• [Arbeitsauftrag] Ersetze im Abschnitt der Rede, beginnend mit „Sehr geehrte Frau“ und weiter bis „Landes Berlin verbleiben.“, das Wort „Schulen“ durch „Kitas“ und gib den Abschnitt so wieder.

• [Ausgangsdokument]
● ● ● ●
26. Sitzung, 17. Mai 2018

Regina Kittler (LINKE):

Sehr geehrte Frau Präsidentin! Sehr geehrte Damen und Herren! Wir wissen es alle: In einigen Bereichen der Berliner Verwaltung, besonders in den Schulen, wird es zunehmend schwieriger, qualifiziertes Personal zu finden. Neben der Steigerung der Attraktivität des Landes Berlin als Arbeitgeber für neue Beschäftigte halten wir es für erforderlich, den bereits beim Land Berlin beschäftigten Beamtinnen und Beamten einen Anreiz zu bieten, damit sie über die Regelalterszeit hinaus im aktiven Dienst des Landes Berlin verbleiben.

Die rechtliche Möglichkeit dazu ist bereits vorhanden: Nach dem Landesbeamtengesetz kann der Eintritt in den Ruhestand auf Antrag der Beamtin oder des Beamten, wenn es im dienstlichen Interesse liegt, über das vollendete 65. Lebensjahr hinaus geschoben werden, und war bis zur Vollendung des 68. Lebensjahres. Vorgesehen ist nun ein nichtruhegehaltsfähiger Zuschlag von 20 Prozent der Dienstbezüge für diese Beamtinnen und Beamten.

Um auch eine Teilzeitbeschäftigung in diesem Zeitraum attraktiv zu machen, ist darüber hinaus ein gesonderter Zuschlag bei Teilzeitbeschäftigung vorgesehen. Ein längeres Verbleiben im aktiven Dienst hat außerdem für jene Beamtinnen und Beamten, die noch nicht den höchsten Ruhegehaltssatz erreicht haben, den Vorteil, dass sich ihr Ruhegehaltssatz erhöht und ihnen damit beim Eintritt in den Ruhestand eine höhere Altersvorsorge zusteht.
● ● ● ●
• [Auflistung im Auszug]
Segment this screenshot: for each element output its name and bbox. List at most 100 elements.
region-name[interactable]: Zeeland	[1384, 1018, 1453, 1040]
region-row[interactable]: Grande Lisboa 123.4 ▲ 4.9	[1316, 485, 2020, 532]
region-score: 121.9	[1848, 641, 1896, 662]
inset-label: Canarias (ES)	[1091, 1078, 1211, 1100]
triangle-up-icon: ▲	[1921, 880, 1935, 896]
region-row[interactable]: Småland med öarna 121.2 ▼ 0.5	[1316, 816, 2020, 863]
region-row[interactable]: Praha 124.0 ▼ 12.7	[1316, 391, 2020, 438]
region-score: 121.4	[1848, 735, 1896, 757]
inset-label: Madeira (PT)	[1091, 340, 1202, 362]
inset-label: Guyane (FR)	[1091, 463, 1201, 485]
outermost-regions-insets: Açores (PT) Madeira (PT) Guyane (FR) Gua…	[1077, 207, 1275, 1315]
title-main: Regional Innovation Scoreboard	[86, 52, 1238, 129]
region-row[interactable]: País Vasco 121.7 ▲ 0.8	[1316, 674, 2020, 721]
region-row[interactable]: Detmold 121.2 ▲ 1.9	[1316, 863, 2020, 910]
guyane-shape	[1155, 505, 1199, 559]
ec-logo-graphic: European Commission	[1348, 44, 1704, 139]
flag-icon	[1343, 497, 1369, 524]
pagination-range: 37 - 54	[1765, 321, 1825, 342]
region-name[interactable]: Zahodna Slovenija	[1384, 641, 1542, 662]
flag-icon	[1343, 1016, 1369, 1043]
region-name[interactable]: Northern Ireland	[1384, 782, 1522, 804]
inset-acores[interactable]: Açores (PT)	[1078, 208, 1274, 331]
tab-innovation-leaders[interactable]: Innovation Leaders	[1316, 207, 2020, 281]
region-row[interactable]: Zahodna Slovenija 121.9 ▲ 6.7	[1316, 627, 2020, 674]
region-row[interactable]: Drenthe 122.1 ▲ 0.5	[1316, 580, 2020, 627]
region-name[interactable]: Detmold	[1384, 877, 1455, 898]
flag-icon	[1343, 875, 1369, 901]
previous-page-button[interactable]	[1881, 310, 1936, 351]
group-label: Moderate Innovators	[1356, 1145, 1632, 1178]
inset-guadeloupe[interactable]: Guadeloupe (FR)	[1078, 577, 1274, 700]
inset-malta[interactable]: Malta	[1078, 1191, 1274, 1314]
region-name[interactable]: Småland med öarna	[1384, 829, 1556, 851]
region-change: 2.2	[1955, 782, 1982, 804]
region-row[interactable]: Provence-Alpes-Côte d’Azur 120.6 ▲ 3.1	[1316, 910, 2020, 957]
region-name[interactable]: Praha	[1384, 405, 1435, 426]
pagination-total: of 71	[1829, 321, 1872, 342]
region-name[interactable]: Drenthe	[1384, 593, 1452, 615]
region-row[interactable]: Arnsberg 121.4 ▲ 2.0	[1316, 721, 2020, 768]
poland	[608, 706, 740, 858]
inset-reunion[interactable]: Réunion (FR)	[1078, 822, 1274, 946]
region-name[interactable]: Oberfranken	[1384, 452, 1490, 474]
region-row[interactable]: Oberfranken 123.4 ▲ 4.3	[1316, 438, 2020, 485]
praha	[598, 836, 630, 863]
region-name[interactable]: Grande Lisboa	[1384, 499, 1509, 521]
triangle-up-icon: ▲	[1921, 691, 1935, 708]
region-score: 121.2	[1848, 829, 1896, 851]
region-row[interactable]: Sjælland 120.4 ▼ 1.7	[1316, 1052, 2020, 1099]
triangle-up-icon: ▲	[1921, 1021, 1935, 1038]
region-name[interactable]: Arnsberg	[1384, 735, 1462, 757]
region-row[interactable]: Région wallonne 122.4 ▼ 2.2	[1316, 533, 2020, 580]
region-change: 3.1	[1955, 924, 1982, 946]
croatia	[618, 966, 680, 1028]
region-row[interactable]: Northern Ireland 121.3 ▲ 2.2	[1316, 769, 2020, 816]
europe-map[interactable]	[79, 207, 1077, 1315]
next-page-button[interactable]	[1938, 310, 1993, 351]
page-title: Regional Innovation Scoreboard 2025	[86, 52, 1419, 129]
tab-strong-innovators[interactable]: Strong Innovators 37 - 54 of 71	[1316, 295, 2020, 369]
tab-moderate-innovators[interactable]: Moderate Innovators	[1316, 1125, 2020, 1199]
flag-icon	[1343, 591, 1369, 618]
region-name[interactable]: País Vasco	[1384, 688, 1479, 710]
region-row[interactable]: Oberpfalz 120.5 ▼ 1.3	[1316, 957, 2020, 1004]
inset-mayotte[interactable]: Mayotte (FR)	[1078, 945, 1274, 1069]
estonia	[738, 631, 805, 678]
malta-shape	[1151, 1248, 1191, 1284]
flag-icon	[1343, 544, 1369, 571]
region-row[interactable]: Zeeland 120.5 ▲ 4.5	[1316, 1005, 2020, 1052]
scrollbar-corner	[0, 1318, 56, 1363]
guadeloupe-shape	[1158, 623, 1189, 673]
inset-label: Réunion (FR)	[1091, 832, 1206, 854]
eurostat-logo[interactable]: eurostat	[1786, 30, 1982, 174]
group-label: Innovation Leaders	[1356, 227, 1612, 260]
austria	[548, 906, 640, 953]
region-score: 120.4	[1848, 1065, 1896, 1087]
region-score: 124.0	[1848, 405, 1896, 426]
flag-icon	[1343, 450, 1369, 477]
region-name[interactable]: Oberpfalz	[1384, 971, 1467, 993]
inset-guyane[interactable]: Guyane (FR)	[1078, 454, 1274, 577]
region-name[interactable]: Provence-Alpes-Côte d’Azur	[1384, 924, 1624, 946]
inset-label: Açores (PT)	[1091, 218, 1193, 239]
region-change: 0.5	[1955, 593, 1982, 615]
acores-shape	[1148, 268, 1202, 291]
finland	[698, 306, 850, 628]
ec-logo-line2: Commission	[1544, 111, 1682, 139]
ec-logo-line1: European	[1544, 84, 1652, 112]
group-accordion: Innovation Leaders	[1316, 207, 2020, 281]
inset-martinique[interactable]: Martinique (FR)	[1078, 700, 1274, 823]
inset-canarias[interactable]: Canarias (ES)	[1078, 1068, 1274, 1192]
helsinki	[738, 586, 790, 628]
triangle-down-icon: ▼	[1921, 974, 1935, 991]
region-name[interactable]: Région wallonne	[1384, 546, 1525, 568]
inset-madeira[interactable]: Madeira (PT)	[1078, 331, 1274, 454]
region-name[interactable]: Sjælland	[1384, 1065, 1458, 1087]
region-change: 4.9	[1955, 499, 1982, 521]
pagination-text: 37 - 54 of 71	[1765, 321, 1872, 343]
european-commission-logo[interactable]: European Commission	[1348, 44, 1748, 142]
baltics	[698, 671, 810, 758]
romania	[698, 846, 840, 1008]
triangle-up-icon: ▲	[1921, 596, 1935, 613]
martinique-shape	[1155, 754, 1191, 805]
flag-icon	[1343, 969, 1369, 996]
● ● ● ●
• [Schriftliche Antwort]
Sehr geehrte Frau Präsidentin! Sehr geehrte Damen und Herren! Wir wissen es alle: In einigen Bereichen der Berliner Verwaltung, besonders in den Kitas, wird es zunehmend schwieriger, qualifiziertes Personal zu finden. Neben der Steigerung der Attraktivität des Landes Berlin als Arbeitgeber für neue Beschäftigte halten wir es für erforderlich, den bereits beim Land Berlin beschäftigten Beamtinnen und Beamten einen Anreiz zu bieten, damit sie über die Regelalterszeit hinaus im aktiven Dienst des Landes Berlin verbleiben.